Task instructions:
State the number of lines, and only that number, in which the word "Saint" appears.
━━━ Record set ━━━
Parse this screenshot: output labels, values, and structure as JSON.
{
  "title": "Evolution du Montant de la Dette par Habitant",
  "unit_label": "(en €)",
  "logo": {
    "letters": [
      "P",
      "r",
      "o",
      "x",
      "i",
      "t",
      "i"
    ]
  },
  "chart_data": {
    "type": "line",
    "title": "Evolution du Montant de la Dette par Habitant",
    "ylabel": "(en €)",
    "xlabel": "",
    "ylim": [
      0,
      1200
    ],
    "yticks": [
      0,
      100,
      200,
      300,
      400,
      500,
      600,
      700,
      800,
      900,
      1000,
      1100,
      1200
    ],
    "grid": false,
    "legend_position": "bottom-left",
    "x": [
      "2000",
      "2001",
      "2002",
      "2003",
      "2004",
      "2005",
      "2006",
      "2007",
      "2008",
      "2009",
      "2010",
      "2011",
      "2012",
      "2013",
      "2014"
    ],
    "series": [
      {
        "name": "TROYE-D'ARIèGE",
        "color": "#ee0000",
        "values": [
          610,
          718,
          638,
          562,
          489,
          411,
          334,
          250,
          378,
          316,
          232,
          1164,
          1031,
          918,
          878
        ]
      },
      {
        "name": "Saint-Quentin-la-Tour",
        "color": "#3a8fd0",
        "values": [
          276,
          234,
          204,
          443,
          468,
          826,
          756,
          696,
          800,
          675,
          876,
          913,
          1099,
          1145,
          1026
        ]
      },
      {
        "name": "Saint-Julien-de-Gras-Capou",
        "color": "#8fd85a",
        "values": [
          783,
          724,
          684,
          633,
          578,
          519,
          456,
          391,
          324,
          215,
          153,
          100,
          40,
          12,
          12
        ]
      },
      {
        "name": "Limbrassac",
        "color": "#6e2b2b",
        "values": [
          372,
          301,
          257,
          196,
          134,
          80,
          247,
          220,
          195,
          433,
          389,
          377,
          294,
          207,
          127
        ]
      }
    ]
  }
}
━━━
Output for this task:
2